(Figure record extracts)
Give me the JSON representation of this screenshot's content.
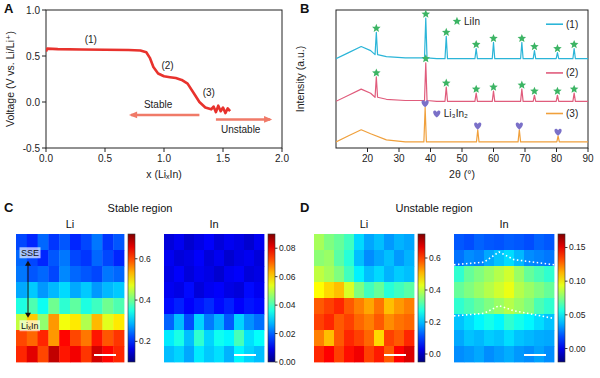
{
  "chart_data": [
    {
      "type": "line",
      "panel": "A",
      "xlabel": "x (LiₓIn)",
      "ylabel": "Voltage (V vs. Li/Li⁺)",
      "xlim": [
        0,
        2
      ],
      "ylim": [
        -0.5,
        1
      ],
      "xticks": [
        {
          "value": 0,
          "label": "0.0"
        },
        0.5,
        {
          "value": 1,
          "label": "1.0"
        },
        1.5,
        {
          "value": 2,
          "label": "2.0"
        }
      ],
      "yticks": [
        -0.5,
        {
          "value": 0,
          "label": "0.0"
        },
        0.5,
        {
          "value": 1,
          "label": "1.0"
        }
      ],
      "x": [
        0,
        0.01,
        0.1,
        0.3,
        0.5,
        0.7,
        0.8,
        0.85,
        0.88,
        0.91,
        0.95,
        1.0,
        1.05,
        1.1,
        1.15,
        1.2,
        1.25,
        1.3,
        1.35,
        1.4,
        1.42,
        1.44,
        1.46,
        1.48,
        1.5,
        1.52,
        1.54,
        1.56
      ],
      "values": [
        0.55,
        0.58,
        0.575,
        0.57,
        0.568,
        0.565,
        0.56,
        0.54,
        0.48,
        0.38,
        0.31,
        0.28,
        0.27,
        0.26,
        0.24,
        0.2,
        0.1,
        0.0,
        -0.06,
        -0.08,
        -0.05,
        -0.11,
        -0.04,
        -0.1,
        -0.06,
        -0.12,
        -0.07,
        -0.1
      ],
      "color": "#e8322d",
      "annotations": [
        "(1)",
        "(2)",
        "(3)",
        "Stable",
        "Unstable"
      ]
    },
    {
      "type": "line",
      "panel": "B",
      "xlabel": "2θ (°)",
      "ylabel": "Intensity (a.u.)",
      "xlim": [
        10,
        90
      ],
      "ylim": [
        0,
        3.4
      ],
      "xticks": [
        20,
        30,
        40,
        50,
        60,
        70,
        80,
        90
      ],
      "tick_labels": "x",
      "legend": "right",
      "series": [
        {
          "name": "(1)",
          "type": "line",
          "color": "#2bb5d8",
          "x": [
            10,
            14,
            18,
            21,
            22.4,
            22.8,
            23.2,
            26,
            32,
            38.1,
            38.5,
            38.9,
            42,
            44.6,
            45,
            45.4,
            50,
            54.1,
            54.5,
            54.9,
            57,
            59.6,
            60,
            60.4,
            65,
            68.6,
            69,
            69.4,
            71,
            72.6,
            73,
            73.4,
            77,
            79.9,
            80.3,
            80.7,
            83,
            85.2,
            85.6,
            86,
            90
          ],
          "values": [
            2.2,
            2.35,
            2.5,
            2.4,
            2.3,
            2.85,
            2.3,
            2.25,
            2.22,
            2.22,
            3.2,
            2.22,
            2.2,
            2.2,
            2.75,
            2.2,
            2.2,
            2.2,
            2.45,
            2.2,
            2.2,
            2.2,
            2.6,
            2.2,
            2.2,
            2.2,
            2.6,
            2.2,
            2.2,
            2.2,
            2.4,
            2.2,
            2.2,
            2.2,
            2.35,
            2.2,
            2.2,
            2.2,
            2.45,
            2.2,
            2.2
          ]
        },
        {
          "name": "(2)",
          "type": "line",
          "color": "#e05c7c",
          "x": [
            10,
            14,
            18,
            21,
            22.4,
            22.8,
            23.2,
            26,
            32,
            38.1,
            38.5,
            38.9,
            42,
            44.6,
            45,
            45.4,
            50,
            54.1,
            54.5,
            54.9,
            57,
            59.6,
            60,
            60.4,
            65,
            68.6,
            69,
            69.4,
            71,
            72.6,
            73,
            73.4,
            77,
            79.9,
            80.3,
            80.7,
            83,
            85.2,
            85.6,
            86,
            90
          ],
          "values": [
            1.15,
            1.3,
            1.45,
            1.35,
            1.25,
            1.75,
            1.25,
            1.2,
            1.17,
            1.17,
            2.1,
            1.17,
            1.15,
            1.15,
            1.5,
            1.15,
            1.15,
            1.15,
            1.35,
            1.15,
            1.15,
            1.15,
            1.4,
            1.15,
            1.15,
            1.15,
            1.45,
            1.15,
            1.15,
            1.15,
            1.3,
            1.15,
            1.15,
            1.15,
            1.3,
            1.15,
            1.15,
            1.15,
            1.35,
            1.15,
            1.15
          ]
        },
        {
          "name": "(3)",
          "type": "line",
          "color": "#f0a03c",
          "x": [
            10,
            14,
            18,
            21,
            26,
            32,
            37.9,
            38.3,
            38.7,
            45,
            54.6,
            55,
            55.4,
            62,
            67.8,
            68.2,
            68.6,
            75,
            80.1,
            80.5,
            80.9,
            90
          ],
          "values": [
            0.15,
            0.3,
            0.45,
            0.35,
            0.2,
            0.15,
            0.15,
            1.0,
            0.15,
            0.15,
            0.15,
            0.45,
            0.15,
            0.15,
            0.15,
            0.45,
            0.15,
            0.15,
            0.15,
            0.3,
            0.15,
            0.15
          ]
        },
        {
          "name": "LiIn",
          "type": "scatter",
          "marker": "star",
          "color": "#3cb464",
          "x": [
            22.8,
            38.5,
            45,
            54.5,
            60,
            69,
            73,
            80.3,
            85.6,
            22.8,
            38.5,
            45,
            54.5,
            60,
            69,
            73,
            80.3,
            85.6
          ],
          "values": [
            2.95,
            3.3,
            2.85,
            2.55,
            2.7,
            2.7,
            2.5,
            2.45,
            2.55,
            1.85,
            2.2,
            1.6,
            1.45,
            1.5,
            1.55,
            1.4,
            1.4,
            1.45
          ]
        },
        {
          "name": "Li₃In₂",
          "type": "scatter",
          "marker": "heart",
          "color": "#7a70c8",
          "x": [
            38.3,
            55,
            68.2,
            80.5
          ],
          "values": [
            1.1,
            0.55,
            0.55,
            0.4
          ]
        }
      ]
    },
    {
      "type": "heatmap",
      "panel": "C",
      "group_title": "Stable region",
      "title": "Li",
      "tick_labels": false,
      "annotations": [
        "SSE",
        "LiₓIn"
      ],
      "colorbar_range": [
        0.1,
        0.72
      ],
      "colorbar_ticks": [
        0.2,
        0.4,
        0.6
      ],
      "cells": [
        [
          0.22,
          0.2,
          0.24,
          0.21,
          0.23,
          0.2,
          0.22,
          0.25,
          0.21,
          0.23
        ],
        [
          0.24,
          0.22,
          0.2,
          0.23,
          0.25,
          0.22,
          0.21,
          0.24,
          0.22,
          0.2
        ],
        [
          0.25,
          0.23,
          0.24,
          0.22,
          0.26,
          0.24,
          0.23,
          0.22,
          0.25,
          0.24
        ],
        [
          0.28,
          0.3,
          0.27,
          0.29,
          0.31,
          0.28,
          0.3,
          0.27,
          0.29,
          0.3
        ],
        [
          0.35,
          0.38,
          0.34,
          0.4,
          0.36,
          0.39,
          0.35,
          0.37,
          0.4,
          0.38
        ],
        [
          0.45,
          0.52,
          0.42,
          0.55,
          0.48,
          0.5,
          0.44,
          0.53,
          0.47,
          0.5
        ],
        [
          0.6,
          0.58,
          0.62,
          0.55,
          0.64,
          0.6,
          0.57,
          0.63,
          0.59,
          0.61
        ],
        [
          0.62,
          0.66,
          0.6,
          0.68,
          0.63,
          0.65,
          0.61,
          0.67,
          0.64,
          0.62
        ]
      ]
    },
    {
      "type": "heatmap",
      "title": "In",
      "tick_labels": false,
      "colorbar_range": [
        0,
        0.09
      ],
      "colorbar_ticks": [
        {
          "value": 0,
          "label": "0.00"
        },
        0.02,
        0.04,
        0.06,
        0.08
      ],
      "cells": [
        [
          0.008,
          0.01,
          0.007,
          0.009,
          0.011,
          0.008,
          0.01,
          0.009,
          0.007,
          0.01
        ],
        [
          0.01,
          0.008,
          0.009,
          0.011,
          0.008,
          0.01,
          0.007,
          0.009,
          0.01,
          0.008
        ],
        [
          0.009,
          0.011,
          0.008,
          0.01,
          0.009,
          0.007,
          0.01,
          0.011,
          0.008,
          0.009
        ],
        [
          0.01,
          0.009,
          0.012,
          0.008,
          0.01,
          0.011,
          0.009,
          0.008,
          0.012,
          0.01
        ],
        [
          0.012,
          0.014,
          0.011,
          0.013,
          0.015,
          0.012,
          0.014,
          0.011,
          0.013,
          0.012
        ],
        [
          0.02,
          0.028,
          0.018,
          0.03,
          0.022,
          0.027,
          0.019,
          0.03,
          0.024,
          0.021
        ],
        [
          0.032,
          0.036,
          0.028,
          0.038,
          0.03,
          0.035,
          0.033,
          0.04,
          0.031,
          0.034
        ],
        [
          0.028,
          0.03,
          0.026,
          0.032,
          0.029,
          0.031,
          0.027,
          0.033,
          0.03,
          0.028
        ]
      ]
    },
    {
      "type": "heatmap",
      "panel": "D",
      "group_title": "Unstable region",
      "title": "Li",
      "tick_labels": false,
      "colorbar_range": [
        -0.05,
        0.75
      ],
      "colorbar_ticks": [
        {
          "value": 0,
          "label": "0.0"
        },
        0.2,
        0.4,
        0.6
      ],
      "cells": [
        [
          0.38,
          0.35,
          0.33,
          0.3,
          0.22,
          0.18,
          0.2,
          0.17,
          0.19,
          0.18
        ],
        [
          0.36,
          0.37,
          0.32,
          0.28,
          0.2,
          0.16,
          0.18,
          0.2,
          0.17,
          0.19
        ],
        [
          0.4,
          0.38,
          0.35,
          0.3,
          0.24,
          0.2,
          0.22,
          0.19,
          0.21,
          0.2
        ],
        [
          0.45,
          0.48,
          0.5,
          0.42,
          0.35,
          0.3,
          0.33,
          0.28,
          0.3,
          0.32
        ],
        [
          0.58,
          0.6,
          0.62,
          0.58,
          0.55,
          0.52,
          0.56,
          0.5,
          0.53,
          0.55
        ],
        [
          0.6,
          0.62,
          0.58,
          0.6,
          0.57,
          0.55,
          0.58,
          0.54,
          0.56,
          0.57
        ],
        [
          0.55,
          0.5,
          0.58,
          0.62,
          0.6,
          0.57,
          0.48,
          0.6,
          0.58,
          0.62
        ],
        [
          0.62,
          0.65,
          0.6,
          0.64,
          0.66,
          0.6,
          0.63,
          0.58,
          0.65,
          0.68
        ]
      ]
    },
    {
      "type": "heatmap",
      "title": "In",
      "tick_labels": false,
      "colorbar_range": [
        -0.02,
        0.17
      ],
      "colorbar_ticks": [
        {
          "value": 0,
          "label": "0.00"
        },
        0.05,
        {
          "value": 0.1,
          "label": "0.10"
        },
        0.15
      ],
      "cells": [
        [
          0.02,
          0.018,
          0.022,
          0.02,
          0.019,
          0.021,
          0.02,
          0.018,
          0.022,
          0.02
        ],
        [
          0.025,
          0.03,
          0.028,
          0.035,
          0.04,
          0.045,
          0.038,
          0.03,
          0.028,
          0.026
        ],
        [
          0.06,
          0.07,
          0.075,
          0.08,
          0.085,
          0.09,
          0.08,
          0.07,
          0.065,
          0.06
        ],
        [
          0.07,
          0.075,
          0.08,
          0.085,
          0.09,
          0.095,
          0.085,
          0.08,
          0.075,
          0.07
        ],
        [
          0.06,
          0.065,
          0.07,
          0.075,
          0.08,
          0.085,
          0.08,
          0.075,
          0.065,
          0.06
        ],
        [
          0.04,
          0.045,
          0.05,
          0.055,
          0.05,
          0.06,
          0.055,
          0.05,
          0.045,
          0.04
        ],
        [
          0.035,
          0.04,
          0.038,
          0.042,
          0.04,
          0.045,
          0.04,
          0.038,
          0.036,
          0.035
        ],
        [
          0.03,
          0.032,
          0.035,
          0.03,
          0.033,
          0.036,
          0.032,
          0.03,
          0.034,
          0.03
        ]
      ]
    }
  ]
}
...
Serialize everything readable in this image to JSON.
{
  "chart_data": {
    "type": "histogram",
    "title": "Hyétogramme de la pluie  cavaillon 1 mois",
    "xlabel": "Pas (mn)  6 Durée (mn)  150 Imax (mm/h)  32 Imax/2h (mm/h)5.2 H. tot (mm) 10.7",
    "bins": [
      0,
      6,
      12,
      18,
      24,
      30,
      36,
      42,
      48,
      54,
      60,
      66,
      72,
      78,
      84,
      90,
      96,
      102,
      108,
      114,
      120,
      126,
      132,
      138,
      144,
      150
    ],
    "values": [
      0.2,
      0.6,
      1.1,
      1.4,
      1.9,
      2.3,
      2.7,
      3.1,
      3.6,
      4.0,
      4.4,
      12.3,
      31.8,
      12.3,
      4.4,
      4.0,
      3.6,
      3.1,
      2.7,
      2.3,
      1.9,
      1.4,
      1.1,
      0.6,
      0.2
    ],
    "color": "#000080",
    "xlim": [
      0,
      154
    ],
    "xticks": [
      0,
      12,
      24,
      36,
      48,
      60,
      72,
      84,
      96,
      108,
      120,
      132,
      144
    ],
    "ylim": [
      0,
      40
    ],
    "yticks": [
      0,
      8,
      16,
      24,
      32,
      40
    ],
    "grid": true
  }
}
==
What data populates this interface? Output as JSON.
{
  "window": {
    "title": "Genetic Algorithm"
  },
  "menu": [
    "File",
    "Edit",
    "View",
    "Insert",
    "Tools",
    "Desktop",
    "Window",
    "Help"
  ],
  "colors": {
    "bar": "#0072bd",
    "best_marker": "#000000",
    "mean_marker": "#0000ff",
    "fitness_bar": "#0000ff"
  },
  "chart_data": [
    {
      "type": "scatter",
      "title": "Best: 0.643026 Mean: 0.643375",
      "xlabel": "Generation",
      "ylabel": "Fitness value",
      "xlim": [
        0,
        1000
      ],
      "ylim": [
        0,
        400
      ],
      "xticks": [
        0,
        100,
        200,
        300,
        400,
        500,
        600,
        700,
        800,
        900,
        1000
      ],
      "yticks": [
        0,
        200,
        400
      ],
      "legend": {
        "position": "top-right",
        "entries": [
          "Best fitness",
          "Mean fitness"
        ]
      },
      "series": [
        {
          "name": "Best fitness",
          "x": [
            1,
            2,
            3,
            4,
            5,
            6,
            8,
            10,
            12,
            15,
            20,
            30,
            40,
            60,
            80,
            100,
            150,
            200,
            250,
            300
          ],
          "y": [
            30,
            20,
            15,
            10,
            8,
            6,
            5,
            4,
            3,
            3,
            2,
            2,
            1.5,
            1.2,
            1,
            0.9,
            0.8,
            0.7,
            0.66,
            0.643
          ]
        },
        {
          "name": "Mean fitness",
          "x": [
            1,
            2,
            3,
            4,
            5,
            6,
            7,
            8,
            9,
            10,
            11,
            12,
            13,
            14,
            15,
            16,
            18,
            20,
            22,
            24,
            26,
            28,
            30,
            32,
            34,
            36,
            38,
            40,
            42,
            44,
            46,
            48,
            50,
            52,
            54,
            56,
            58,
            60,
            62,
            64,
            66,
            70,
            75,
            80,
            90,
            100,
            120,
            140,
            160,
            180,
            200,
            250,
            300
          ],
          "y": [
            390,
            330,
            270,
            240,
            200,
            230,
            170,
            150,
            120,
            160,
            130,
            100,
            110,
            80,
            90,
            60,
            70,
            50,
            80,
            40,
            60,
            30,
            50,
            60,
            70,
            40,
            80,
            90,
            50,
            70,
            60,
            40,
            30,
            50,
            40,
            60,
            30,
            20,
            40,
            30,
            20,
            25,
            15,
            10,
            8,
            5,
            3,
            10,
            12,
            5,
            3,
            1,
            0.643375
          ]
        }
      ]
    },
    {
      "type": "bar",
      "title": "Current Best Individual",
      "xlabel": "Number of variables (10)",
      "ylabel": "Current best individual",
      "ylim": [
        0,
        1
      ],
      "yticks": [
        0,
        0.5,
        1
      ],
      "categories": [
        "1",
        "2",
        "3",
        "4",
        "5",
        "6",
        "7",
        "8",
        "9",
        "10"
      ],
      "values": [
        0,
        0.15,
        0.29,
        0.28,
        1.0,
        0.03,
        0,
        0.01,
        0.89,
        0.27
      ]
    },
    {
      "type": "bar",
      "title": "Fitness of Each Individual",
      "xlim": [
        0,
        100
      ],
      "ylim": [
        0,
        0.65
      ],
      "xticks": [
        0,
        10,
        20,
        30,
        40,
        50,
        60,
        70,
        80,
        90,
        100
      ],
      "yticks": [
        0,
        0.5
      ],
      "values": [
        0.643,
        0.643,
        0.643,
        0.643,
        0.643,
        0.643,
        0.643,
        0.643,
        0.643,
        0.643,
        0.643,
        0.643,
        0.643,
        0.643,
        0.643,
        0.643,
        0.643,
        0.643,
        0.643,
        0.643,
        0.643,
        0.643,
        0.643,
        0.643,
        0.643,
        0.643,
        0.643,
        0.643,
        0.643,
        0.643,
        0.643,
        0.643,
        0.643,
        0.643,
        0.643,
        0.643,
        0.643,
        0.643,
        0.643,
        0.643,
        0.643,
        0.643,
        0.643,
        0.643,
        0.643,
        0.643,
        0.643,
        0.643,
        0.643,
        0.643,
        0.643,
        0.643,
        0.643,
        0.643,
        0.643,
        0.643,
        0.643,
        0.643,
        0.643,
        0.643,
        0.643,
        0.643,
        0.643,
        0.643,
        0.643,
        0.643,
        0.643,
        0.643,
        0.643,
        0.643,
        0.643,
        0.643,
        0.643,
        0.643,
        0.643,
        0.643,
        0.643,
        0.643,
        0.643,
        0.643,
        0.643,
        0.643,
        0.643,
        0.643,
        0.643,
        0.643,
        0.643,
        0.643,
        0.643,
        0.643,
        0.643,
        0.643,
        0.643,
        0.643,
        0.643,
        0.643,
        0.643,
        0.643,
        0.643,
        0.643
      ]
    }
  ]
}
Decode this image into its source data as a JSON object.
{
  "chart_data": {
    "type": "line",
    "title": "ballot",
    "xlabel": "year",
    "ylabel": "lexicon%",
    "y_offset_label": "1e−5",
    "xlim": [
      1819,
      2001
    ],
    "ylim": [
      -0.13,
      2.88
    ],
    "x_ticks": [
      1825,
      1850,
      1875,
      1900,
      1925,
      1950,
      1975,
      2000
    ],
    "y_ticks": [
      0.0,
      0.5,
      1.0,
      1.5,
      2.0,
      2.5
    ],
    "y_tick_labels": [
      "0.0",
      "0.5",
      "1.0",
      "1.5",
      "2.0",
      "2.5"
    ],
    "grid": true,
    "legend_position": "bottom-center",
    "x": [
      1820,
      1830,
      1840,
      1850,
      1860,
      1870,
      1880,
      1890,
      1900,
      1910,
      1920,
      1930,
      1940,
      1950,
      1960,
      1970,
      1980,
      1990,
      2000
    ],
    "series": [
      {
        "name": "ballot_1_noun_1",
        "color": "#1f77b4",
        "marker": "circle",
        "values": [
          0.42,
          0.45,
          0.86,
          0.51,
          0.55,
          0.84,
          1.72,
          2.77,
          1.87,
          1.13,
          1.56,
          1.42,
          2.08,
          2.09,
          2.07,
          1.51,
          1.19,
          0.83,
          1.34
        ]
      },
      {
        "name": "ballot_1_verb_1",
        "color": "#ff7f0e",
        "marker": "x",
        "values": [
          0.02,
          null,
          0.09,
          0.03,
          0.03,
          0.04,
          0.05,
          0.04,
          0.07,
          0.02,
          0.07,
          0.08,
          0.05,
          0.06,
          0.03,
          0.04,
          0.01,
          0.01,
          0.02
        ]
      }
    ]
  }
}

Task description – List every line above that holds the word "name".

Expected answer –
          "name": "(1)",
          "name": "(2)",
          "name": "(3)",
          "name": "LiIn",
          "name": "Li₃In₂",
          "name": "Best fitness",
          "name": "Mean fitness",
        "name": "ballot_1_noun_1",
        "name": "ballot_1_verb_1",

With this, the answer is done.